Begin

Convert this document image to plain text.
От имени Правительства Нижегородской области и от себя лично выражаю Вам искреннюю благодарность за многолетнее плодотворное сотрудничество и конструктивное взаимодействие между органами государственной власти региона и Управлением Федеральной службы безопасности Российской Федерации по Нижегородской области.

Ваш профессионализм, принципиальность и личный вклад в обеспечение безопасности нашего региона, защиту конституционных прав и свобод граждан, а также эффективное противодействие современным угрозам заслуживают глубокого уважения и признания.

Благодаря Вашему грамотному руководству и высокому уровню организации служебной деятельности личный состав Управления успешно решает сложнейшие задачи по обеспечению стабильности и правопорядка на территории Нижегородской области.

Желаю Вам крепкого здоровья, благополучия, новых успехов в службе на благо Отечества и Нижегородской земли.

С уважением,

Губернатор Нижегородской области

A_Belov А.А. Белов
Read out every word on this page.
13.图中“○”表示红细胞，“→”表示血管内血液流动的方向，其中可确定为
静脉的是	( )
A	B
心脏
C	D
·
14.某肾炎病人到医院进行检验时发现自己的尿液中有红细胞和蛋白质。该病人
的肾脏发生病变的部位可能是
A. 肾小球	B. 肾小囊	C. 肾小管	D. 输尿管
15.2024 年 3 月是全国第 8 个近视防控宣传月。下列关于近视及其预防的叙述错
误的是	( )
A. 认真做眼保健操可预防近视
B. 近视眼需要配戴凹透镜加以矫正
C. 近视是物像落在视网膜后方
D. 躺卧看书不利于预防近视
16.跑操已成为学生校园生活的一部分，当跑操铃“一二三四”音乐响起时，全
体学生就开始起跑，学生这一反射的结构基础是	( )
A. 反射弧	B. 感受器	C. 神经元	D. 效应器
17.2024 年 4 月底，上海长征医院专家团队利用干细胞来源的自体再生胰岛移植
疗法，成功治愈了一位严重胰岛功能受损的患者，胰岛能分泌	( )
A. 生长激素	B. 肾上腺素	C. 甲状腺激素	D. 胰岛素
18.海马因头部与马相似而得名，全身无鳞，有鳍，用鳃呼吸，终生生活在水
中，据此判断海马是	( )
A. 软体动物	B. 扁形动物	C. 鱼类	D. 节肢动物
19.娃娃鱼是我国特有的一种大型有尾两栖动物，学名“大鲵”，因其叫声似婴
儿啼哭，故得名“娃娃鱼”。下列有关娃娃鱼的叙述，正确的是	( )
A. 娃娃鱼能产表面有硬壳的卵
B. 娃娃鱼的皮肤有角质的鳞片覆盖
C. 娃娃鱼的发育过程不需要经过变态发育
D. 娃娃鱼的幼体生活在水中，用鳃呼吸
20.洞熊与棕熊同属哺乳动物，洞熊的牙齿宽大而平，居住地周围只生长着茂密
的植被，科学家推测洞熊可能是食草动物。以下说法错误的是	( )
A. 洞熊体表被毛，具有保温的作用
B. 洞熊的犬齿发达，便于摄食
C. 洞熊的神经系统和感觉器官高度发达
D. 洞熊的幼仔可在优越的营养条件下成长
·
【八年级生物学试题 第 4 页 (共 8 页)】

End

• Written problem: Filter the records above and return every line that holds the word "безопасности".

• The result:
От имени Правительства Нижегородской области и от себя лично выражаю Вам искреннюю благодарность за многолетнее плодотворное сотрудничество и конструктивное взаимодействие между органами государственной власти региона и Управлением Федеральной службы безопасности Российской Федерации по Нижегородской области.
Ваш профессионализм, принципиальность и личный вклад в обеспечение безопасности нашего региона, защиту конституционных прав и свобод граждан, а также эффективное противодействие современным угрозам заслуживают глубокого уважения и признания.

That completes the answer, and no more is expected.